### Records to process
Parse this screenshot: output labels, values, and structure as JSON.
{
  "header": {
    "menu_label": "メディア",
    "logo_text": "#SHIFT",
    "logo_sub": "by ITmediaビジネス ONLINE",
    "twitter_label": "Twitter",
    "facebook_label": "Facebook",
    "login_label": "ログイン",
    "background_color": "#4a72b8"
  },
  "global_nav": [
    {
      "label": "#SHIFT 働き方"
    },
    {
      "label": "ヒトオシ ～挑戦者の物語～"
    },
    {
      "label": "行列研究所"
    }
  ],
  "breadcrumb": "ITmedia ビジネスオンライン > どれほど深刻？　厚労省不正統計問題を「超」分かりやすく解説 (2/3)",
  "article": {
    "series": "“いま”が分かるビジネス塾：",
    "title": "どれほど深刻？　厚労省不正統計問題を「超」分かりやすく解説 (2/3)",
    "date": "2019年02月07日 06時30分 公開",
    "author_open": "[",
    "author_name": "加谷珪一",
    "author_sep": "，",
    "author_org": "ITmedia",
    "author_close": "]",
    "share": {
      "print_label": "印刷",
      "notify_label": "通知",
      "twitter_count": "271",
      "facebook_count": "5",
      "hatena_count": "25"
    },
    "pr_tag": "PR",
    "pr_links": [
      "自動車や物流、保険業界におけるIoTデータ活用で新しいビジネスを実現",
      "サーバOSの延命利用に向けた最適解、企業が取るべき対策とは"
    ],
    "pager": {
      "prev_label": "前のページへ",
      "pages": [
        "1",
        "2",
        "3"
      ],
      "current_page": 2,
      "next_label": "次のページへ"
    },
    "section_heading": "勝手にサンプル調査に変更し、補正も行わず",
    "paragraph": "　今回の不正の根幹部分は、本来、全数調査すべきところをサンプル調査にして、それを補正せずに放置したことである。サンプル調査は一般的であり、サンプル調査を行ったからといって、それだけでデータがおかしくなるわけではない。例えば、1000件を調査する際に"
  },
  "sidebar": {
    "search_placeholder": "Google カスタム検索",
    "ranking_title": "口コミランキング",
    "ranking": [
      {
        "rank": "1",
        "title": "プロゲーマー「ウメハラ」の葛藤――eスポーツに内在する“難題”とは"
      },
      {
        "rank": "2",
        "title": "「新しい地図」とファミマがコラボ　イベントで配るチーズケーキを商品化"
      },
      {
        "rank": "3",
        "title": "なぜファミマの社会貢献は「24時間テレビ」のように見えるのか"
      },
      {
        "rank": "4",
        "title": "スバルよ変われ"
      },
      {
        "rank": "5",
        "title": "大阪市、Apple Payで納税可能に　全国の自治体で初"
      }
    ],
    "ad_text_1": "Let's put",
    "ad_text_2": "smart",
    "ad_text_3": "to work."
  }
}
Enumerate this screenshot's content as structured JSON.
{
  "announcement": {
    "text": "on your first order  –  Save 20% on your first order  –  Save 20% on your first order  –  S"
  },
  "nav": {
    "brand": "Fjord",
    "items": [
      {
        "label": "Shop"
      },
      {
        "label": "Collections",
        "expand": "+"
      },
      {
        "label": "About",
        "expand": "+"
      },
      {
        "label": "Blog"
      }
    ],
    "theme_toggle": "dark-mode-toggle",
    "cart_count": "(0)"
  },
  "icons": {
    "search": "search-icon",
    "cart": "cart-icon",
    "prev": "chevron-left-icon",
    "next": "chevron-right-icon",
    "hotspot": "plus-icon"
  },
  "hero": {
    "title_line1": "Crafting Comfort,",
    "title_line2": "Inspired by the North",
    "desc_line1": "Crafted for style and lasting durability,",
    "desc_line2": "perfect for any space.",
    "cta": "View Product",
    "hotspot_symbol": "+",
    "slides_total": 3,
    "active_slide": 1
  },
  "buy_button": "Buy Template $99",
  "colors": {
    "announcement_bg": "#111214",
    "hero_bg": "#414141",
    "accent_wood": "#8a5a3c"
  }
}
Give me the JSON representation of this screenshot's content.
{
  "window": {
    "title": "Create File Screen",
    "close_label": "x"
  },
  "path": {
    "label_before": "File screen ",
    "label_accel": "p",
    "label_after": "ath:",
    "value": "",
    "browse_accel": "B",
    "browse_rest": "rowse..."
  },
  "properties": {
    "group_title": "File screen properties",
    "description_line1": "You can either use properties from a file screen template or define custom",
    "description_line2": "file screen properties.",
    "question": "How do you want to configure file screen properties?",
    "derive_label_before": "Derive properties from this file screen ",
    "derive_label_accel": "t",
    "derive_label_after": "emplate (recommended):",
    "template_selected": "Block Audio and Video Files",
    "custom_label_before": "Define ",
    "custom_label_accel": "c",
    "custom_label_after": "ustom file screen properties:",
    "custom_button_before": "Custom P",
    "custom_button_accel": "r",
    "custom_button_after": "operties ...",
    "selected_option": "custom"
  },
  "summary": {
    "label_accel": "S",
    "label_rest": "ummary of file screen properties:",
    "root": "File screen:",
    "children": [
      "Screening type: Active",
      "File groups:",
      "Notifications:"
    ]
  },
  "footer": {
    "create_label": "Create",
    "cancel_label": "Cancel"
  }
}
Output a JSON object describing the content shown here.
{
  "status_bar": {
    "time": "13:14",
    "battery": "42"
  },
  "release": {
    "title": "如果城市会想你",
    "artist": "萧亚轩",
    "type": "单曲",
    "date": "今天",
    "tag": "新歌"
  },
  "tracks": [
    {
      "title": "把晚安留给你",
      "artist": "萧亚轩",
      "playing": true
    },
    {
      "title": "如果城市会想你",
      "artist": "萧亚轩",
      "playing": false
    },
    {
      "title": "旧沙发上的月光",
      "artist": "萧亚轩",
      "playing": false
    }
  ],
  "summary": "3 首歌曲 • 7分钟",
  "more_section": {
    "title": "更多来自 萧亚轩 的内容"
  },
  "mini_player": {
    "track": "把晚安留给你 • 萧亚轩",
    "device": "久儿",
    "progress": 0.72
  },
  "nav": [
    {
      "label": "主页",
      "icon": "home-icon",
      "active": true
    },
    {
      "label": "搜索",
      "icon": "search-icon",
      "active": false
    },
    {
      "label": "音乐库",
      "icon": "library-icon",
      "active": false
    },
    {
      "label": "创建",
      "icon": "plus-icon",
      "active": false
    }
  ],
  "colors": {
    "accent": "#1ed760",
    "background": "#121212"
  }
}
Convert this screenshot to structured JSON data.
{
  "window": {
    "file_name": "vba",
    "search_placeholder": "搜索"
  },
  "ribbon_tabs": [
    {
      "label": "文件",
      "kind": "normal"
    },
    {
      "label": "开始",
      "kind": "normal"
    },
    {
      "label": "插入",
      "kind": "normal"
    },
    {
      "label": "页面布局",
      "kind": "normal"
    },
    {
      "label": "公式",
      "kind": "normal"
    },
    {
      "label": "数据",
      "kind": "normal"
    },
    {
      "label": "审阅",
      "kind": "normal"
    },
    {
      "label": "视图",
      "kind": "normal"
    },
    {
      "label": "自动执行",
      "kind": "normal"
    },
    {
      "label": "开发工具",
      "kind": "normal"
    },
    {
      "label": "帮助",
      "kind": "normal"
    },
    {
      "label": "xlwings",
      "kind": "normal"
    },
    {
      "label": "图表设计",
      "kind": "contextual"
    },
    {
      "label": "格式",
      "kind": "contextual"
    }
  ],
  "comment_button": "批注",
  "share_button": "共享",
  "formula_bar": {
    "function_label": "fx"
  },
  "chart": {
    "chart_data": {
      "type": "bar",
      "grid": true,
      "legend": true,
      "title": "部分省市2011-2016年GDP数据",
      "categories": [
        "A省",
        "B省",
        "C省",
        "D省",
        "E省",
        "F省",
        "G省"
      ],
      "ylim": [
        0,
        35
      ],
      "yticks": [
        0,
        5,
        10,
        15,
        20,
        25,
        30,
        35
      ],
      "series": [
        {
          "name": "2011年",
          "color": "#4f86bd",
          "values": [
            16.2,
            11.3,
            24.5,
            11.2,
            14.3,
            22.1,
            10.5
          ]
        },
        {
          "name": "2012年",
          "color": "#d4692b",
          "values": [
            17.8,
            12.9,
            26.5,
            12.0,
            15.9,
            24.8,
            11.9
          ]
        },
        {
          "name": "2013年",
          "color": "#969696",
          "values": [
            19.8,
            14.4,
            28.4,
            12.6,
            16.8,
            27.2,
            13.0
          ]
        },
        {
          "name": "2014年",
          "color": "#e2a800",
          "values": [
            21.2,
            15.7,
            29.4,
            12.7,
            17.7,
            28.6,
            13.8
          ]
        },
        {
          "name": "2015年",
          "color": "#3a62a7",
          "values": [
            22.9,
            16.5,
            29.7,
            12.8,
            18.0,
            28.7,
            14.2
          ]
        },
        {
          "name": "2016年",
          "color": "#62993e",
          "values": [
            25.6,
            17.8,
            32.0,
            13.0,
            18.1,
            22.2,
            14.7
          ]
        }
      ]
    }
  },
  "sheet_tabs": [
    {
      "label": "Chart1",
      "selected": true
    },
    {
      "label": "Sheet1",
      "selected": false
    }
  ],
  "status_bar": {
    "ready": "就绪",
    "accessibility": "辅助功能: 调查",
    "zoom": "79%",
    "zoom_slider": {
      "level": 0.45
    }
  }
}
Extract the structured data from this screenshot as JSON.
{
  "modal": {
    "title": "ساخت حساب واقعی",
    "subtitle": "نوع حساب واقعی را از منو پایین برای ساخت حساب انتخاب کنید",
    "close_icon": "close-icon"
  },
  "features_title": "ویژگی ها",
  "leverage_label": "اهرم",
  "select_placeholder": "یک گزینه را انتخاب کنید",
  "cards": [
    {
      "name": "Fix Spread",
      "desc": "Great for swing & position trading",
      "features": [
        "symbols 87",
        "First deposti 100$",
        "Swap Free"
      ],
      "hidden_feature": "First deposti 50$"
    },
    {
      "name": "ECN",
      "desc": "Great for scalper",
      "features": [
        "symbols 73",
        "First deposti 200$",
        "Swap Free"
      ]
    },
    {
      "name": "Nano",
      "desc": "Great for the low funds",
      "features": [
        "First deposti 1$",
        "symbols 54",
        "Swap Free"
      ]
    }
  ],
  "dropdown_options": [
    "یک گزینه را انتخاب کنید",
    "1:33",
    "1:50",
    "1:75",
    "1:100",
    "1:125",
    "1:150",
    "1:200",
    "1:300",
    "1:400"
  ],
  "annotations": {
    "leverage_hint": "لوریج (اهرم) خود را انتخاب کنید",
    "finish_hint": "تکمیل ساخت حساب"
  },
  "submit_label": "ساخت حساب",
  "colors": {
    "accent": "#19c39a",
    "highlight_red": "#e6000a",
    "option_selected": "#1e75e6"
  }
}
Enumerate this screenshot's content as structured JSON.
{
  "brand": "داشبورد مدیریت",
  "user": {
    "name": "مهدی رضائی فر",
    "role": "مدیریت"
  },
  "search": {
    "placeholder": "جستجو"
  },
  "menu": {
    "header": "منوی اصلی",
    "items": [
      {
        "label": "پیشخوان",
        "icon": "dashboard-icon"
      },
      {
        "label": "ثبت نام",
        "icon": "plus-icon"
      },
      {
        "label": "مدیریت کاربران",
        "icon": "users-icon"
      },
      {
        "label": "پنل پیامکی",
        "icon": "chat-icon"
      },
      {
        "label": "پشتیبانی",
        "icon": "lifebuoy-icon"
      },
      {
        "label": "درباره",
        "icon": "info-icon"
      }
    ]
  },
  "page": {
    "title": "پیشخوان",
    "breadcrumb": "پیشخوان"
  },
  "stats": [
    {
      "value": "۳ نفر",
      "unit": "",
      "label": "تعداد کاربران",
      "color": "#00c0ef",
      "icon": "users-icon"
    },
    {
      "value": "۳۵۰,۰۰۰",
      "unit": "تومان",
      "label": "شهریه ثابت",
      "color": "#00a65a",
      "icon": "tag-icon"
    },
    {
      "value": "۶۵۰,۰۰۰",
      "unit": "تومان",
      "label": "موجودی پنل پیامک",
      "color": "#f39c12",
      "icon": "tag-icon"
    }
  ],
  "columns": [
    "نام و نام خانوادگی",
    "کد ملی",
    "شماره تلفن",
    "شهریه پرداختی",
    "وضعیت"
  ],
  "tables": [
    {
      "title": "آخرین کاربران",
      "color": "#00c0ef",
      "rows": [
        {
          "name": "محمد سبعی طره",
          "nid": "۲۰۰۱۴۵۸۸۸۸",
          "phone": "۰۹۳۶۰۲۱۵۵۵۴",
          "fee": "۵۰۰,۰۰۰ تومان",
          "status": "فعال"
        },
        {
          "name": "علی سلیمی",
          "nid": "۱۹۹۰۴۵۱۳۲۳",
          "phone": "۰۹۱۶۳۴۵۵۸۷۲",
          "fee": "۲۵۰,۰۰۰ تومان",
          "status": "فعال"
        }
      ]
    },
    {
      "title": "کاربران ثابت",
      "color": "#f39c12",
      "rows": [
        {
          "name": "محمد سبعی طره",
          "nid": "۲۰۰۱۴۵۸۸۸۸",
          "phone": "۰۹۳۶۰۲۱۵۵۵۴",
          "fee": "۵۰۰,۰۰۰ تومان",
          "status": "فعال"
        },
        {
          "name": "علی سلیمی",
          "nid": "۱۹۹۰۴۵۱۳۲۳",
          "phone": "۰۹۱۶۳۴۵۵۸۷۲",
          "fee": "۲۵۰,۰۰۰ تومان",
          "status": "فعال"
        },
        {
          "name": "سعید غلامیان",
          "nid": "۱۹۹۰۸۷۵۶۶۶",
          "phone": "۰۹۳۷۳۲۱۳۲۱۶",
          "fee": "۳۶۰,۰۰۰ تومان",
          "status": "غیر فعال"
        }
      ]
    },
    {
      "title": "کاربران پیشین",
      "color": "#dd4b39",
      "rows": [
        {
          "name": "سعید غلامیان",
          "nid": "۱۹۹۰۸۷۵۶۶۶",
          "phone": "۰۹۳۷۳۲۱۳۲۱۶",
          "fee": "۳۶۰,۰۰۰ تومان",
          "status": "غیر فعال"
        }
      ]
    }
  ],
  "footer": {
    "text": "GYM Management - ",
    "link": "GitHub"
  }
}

### Prompt
Filter the data for the string "from" and copy every line that has it.

### Response to this task
    "description_line1": "You can either use properties from a file screen template or define custom",
    "derive_label_before": "Derive properties from this file screen ",
Extract the structured data from this screenshot as JSON.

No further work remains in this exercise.